### The request
Rewrite the records below, replacing each "x-tick-label" with "x-axis-label" and keeping everything else the same.

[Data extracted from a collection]

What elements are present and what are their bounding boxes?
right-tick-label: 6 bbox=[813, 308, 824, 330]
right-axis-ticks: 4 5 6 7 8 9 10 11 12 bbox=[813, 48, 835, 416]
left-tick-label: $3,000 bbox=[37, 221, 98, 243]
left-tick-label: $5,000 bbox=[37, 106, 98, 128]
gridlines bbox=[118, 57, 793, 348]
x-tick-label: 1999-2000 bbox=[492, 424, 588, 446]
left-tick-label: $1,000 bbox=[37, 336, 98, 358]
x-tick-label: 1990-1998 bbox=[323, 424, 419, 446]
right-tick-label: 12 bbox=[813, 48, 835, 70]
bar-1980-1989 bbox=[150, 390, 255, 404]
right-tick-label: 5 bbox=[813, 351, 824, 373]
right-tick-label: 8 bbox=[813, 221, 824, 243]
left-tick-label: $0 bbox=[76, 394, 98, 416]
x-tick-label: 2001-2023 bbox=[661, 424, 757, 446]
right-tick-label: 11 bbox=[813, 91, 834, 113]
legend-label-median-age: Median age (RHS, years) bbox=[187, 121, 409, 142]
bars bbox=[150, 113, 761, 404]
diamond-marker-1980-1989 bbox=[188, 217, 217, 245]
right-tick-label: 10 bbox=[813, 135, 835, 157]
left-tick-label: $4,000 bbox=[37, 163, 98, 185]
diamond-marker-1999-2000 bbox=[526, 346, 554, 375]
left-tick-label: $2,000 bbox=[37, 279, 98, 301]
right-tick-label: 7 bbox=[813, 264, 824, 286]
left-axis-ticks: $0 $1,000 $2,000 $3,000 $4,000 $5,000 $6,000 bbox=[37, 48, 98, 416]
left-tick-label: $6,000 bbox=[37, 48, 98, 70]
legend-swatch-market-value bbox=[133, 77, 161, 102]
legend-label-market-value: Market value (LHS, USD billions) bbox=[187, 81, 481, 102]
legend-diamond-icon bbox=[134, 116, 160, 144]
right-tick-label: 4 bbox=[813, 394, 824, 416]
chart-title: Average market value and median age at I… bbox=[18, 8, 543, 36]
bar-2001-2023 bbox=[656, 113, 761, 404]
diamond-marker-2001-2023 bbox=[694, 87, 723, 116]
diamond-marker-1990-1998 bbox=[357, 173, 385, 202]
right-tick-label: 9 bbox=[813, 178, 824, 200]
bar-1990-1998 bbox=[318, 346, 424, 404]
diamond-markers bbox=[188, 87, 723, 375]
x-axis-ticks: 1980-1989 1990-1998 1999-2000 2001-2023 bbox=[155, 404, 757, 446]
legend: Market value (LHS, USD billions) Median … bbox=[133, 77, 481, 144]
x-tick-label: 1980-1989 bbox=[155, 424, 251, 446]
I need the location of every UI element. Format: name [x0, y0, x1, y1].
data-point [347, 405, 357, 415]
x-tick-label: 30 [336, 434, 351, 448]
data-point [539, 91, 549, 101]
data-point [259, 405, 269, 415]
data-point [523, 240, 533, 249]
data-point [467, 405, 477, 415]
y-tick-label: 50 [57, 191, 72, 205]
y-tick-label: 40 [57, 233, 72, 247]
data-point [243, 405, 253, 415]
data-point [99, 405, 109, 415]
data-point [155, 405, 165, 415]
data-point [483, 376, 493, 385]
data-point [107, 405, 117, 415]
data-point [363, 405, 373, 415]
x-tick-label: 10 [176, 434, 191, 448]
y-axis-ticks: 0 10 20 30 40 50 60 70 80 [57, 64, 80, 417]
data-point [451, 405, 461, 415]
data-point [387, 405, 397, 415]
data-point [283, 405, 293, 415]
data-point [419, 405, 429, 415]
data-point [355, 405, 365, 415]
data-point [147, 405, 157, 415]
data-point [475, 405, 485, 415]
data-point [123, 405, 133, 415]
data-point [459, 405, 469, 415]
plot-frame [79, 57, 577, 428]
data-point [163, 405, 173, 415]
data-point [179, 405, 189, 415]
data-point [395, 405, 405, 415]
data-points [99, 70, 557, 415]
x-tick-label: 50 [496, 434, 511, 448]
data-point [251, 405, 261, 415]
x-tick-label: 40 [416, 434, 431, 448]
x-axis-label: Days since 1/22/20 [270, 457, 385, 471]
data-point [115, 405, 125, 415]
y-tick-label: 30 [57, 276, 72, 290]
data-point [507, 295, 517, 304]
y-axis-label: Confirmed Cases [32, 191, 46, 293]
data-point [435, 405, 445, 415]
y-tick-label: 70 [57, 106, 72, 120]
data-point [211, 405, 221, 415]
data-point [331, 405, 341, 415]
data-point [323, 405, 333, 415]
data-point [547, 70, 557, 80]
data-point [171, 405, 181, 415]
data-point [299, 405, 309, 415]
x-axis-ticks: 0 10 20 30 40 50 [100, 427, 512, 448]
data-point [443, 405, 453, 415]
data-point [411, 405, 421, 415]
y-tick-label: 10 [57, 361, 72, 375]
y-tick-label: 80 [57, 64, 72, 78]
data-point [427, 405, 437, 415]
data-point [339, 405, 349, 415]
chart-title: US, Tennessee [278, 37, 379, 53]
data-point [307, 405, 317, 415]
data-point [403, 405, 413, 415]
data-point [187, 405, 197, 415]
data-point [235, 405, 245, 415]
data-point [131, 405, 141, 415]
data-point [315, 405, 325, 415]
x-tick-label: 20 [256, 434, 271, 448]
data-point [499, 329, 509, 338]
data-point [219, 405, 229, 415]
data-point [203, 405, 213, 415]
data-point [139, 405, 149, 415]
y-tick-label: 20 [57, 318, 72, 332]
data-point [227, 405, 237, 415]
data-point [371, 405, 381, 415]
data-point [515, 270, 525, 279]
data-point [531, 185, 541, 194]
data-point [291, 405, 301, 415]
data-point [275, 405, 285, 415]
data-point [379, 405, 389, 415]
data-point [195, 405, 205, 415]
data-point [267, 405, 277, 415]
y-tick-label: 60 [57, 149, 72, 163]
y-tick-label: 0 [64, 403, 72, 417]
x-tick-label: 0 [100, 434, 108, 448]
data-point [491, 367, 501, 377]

### Result of the task
What elements are present and what are their bounding boxes?
right-tick-label: 6 bbox=[813, 308, 824, 330]
right-axis-ticks: 4 5 6 7 8 9 10 11 12 bbox=[813, 48, 835, 416]
left-tick-label: $3,000 bbox=[37, 221, 98, 243]
left-tick-label: $5,000 bbox=[37, 106, 98, 128]
gridlines bbox=[118, 57, 793, 348]
x-axis-label: 1999-2000 bbox=[492, 424, 588, 446]
left-tick-label: $1,000 bbox=[37, 336, 98, 358]
x-axis-label: 1990-1998 bbox=[323, 424, 419, 446]
right-tick-label: 12 bbox=[813, 48, 835, 70]
bar-1980-1989 bbox=[150, 390, 255, 404]
right-tick-label: 5 bbox=[813, 351, 824, 373]
right-tick-label: 8 bbox=[813, 221, 824, 243]
left-tick-label: $0 bbox=[76, 394, 98, 416]
x-axis-label: 2001-2023 bbox=[661, 424, 757, 446]
right-tick-label: 11 bbox=[813, 91, 834, 113]
legend-label-median-age: Median age (RHS, years) bbox=[187, 121, 409, 142]
bars bbox=[150, 113, 761, 404]
diamond-marker-1980-1989 bbox=[188, 217, 217, 245]
right-tick-label: 10 bbox=[813, 135, 835, 157]
left-tick-label: $4,000 bbox=[37, 163, 98, 185]
diamond-marker-1999-2000 bbox=[526, 346, 554, 375]
left-tick-label: $2,000 bbox=[37, 279, 98, 301]
right-tick-label: 7 bbox=[813, 264, 824, 286]
left-axis-ticks: $0 $1,000 $2,000 $3,000 $4,000 $5,000 $6,000 bbox=[37, 48, 98, 416]
left-tick-label: $6,000 bbox=[37, 48, 98, 70]
legend-swatch-market-value bbox=[133, 77, 161, 102]
legend-label-market-value: Market value (LHS, USD billions) bbox=[187, 81, 481, 102]
legend-diamond-icon bbox=[134, 116, 160, 144]
right-tick-label: 4 bbox=[813, 394, 824, 416]
chart-title: Average market value and median age at I… bbox=[18, 8, 543, 36]
bar-2001-2023 bbox=[656, 113, 761, 404]
diamond-marker-2001-2023 bbox=[694, 87, 723, 116]
diamond-marker-1990-1998 bbox=[357, 173, 385, 202]
right-tick-label: 9 bbox=[813, 178, 824, 200]
bar-1990-1998 bbox=[318, 346, 424, 404]
diamond-markers bbox=[188, 87, 723, 375]
x-axis-ticks: 1980-1989 1990-1998 1999-2000 2001-2023 bbox=[155, 404, 757, 446]
legend: Market value (LHS, USD billions) Median … bbox=[133, 77, 481, 144]
x-axis-label: 1980-1989 bbox=[155, 424, 251, 446]
I need the location of every UI element. Format: name [x0, y0, x1, y1].
data-point [347, 405, 357, 415]
x-axis-label: 30 [336, 434, 351, 448]
data-point [539, 91, 549, 101]
data-point [259, 405, 269, 415]
data-point [523, 240, 533, 249]
data-point [467, 405, 477, 415]
y-tick-label: 50 [57, 191, 72, 205]
y-tick-label: 40 [57, 233, 72, 247]
data-point [243, 405, 253, 415]
data-point [99, 405, 109, 415]
data-point [155, 405, 165, 415]
data-point [483, 376, 493, 385]
data-point [107, 405, 117, 415]
data-point [363, 405, 373, 415]
x-axis-label: 10 [176, 434, 191, 448]
y-axis-ticks: 0 10 20 30 40 50 60 70 80 [57, 64, 80, 417]
data-point [451, 405, 461, 415]
data-point [387, 405, 397, 415]
data-point [283, 405, 293, 415]
data-point [419, 405, 429, 415]
data-point [355, 405, 365, 415]
data-point [147, 405, 157, 415]
data-point [475, 405, 485, 415]
data-point [123, 405, 133, 415]
data-point [459, 405, 469, 415]
plot-frame [79, 57, 577, 428]
data-point [163, 405, 173, 415]
data-point [179, 405, 189, 415]
data-point [395, 405, 405, 415]
data-points [99, 70, 557, 415]
x-axis-label: 50 [496, 434, 511, 448]
data-point [251, 405, 261, 415]
x-axis-label: 40 [416, 434, 431, 448]
x-axis-label: Days since 1/22/20 [270, 457, 385, 471]
data-point [115, 405, 125, 415]
y-tick-label: 30 [57, 276, 72, 290]
data-point [507, 295, 517, 304]
y-axis-label: Confirmed Cases [32, 191, 46, 293]
data-point [435, 405, 445, 415]
y-tick-label: 70 [57, 106, 72, 120]
data-point [211, 405, 221, 415]
data-point [331, 405, 341, 415]
data-point [323, 405, 333, 415]
data-point [547, 70, 557, 80]
data-point [171, 405, 181, 415]
data-point [299, 405, 309, 415]
x-axis-ticks: 0 10 20 30 40 50 [100, 427, 512, 448]
data-point [443, 405, 453, 415]
data-point [411, 405, 421, 415]
y-tick-label: 10 [57, 361, 72, 375]
y-tick-label: 80 [57, 64, 72, 78]
data-point [427, 405, 437, 415]
data-point [339, 405, 349, 415]
chart-title: US, Tennessee [278, 37, 379, 53]
data-point [307, 405, 317, 415]
data-point [403, 405, 413, 415]
data-point [187, 405, 197, 415]
data-point [235, 405, 245, 415]
data-point [131, 405, 141, 415]
data-point [315, 405, 325, 415]
x-axis-label: 20 [256, 434, 271, 448]
data-point [499, 329, 509, 338]
data-point [219, 405, 229, 415]
data-point [203, 405, 213, 415]
data-point [139, 405, 149, 415]
y-tick-label: 20 [57, 318, 72, 332]
data-point [227, 405, 237, 415]
data-point [371, 405, 381, 415]
data-point [515, 270, 525, 279]
data-point [531, 185, 541, 194]
data-point [291, 405, 301, 415]
data-point [275, 405, 285, 415]
data-point [379, 405, 389, 415]
data-point [195, 405, 205, 415]
data-point [267, 405, 277, 415]
y-tick-label: 60 [57, 149, 72, 163]
y-tick-label: 0 [64, 403, 72, 417]
x-axis-label: 0 [100, 434, 108, 448]
data-point [491, 367, 501, 377]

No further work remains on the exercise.